Entries with figure data:
╔══
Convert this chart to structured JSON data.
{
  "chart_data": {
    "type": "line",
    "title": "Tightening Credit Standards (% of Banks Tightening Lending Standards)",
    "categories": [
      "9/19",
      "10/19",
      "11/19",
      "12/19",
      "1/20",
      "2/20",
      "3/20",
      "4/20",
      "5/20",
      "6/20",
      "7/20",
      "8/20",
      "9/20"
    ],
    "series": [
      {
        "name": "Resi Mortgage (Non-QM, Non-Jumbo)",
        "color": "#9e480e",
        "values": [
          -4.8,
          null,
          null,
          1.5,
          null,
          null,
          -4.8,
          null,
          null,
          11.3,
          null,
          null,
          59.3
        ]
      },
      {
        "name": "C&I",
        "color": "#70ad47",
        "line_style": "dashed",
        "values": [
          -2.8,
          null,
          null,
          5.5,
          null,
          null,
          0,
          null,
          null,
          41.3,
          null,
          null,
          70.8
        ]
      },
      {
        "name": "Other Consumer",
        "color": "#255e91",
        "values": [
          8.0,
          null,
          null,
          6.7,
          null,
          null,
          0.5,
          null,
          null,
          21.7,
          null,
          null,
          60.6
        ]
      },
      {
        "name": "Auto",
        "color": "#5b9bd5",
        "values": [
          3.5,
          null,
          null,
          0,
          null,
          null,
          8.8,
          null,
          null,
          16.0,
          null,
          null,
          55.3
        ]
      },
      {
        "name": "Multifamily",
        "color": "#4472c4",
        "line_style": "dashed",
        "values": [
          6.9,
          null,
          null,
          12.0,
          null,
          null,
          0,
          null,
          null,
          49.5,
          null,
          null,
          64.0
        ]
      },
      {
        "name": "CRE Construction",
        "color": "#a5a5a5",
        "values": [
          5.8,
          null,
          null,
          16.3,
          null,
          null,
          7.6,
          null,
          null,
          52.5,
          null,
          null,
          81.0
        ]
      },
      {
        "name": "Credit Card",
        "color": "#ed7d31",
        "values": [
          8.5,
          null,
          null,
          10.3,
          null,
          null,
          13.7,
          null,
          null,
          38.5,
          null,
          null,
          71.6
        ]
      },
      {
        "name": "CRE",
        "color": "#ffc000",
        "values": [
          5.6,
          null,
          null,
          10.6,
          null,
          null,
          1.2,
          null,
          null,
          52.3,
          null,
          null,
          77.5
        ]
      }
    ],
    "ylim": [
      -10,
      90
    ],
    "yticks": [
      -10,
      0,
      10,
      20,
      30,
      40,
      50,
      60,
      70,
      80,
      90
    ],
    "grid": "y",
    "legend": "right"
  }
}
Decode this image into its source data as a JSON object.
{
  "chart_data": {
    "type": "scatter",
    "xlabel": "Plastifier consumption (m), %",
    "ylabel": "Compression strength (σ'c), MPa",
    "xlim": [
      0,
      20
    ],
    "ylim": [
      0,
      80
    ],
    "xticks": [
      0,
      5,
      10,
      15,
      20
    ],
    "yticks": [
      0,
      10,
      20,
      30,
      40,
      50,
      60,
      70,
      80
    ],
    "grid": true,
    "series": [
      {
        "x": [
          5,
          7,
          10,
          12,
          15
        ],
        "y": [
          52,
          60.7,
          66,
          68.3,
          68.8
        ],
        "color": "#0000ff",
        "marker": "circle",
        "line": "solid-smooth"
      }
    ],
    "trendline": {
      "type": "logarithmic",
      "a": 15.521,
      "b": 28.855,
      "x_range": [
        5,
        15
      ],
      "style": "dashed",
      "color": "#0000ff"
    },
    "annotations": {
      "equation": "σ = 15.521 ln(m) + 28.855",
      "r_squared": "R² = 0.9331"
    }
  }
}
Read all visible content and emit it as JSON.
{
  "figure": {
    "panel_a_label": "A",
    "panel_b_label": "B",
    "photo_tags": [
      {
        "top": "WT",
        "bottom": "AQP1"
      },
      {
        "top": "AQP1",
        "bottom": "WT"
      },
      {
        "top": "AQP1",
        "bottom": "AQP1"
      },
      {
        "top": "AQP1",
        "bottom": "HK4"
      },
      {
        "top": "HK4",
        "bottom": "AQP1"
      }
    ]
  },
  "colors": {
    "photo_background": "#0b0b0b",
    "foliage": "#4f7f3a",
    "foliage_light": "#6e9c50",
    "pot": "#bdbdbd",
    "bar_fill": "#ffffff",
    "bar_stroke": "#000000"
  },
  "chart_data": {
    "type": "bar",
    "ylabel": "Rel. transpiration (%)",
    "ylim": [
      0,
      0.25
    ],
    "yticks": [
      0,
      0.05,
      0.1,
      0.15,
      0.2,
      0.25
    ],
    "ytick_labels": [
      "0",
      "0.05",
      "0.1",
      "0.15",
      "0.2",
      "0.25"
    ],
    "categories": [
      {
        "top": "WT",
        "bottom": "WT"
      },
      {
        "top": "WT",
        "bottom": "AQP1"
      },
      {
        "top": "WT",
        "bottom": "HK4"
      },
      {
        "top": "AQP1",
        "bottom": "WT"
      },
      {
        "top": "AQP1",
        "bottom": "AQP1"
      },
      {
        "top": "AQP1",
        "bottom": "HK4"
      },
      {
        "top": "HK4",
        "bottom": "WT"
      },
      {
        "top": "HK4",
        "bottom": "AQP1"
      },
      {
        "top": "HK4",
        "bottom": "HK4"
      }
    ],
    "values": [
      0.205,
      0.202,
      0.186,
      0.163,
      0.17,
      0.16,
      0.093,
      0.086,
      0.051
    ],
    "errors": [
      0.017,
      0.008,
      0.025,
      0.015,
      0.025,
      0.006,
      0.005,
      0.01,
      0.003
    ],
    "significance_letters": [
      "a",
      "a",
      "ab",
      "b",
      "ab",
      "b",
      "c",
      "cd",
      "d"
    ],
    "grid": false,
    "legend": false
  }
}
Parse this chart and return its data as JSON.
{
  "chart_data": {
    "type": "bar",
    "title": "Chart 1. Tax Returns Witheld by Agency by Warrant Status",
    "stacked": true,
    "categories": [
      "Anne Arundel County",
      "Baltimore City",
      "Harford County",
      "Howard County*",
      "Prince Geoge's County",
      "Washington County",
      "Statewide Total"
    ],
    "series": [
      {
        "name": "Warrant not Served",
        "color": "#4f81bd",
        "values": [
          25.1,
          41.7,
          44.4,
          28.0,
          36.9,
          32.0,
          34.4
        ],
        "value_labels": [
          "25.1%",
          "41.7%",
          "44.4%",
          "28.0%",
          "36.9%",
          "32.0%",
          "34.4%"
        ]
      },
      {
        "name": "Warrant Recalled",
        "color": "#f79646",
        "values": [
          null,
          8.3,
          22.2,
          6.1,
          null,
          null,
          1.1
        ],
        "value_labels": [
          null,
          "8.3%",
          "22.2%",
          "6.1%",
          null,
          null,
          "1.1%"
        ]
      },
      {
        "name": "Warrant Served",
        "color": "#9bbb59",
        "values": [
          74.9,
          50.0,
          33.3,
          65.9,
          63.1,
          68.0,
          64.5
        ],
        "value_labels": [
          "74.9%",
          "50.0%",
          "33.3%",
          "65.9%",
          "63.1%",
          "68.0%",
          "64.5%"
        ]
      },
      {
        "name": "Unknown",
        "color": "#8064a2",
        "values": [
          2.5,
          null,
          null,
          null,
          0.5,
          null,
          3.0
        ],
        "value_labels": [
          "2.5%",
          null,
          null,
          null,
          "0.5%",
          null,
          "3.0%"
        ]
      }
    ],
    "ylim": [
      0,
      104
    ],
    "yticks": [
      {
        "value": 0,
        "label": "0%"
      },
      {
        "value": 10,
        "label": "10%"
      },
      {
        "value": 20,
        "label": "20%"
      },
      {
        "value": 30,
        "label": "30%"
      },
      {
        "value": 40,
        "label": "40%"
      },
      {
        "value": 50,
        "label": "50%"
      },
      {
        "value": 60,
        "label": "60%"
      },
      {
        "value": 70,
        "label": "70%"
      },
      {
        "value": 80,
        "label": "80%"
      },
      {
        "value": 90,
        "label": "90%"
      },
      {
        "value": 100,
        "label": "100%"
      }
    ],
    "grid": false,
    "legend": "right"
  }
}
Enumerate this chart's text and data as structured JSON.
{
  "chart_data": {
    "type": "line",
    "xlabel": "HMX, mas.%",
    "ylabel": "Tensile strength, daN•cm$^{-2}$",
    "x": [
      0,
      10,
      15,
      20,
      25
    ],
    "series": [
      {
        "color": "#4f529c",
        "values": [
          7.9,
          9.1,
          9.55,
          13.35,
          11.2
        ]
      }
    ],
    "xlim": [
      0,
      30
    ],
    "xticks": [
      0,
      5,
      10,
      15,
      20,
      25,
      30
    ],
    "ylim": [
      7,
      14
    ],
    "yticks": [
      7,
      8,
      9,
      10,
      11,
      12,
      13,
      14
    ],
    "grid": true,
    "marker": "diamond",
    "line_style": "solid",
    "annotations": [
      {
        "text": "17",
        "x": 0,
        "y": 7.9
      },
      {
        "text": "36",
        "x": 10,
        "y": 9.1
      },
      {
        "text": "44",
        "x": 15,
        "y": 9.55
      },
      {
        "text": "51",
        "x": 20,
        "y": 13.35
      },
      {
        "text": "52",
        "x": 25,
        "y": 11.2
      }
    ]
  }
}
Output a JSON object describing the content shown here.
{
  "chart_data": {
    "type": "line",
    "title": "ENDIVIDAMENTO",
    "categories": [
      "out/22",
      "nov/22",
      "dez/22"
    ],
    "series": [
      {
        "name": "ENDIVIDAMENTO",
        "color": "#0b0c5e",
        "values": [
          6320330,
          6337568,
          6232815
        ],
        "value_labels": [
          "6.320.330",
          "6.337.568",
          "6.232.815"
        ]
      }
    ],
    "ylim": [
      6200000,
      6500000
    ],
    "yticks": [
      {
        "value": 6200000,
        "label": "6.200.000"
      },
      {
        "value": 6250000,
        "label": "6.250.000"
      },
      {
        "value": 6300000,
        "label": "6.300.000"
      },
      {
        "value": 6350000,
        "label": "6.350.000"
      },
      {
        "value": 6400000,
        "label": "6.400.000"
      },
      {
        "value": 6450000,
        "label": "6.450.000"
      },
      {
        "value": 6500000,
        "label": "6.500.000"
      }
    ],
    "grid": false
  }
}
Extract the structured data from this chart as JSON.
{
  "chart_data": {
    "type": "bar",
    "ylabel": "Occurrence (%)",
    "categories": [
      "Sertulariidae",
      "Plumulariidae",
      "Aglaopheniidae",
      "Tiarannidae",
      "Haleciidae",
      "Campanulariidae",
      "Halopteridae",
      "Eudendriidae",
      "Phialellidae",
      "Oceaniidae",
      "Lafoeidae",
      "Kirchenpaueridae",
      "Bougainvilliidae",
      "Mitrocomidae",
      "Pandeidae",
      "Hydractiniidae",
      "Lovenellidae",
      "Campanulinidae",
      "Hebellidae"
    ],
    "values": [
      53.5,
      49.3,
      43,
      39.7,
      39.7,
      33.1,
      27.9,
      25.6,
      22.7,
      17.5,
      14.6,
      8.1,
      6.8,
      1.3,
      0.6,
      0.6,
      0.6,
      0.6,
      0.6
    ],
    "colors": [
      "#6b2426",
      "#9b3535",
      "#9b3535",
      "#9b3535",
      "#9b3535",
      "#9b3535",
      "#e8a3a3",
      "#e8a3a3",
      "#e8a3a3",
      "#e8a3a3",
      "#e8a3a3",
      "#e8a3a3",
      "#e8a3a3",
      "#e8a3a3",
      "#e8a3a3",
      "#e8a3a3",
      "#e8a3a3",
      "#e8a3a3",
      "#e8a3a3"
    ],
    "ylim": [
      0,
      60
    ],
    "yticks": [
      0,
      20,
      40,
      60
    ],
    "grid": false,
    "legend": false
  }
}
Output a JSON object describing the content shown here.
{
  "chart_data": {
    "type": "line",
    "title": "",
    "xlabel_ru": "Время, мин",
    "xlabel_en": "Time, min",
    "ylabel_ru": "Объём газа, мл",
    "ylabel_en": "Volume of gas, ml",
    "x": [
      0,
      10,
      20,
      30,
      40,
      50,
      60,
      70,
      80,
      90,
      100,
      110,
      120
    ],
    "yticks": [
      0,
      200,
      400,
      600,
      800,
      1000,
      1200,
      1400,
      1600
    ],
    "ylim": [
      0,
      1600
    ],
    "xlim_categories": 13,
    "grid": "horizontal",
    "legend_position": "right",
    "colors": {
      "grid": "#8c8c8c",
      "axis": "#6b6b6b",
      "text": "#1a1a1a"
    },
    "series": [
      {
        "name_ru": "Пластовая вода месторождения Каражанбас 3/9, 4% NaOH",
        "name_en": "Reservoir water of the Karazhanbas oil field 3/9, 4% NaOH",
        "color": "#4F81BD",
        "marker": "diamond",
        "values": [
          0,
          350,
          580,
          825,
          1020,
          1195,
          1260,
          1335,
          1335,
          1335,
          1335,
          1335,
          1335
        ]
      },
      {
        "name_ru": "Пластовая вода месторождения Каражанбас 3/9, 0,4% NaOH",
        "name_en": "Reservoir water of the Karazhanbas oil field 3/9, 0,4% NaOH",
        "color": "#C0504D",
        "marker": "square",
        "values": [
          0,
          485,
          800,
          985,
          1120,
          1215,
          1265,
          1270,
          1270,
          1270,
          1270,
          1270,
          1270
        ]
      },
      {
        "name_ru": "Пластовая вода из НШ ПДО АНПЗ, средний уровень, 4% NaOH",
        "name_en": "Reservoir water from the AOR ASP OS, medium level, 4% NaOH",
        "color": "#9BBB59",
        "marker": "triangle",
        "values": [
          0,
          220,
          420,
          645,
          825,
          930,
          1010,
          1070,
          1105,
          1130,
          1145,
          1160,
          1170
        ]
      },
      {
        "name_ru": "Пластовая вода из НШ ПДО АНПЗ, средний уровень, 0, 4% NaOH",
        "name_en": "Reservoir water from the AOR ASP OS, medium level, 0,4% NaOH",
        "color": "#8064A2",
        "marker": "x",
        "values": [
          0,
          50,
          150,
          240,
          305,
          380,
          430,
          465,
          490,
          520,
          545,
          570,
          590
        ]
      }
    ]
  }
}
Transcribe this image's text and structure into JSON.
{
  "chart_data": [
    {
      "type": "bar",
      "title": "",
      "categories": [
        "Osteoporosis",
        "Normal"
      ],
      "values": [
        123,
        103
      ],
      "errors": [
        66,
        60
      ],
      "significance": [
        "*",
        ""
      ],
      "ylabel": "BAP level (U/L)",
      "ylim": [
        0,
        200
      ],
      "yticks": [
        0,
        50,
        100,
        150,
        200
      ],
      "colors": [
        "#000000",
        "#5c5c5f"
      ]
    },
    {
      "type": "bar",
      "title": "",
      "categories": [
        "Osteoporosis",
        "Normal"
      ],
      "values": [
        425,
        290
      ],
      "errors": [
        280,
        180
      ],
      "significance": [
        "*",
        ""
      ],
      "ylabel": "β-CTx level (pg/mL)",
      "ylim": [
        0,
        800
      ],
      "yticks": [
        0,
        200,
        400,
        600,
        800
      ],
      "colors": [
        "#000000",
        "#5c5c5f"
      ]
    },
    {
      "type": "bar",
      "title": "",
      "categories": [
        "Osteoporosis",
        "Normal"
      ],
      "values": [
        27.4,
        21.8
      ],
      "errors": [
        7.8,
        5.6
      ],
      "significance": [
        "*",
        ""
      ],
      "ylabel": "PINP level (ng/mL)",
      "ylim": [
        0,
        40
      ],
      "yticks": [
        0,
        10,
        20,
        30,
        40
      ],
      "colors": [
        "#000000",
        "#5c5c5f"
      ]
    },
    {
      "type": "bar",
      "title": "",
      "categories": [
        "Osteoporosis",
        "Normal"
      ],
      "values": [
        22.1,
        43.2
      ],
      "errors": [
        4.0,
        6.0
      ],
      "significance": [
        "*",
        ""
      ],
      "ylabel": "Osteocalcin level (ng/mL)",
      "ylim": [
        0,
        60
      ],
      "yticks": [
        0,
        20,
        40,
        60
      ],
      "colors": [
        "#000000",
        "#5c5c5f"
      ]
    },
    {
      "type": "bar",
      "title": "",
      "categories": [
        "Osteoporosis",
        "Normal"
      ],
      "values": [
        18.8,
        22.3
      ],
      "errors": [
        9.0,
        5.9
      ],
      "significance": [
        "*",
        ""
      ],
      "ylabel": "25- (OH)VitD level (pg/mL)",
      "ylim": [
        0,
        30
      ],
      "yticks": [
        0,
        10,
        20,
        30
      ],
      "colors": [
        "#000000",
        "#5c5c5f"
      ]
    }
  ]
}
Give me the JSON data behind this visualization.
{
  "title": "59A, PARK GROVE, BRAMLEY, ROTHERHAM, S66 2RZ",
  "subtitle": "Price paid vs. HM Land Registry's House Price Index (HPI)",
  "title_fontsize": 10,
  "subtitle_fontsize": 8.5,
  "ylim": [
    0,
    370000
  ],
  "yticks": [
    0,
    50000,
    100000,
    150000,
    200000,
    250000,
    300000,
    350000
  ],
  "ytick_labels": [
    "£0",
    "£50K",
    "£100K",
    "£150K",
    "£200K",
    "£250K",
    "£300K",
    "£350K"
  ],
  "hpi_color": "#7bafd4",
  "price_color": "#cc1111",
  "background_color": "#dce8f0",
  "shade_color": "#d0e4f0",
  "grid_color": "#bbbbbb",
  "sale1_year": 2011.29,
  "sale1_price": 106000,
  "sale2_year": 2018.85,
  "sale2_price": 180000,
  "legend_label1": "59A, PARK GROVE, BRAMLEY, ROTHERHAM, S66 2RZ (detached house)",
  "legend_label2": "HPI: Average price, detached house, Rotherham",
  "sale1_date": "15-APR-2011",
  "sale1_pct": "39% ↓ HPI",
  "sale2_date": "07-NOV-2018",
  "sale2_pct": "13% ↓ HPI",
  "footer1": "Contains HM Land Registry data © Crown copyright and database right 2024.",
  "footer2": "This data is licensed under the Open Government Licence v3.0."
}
╚══
Prompt
Above are the records. Identify each line that contains the word "medium".

The solution
        "name_en": "Reservoir water from the AOR ASP OS, medium level, 4% NaOH",
        "name_en": "Reservoir water from the AOR ASP OS, medium level, 0,4% NaOH",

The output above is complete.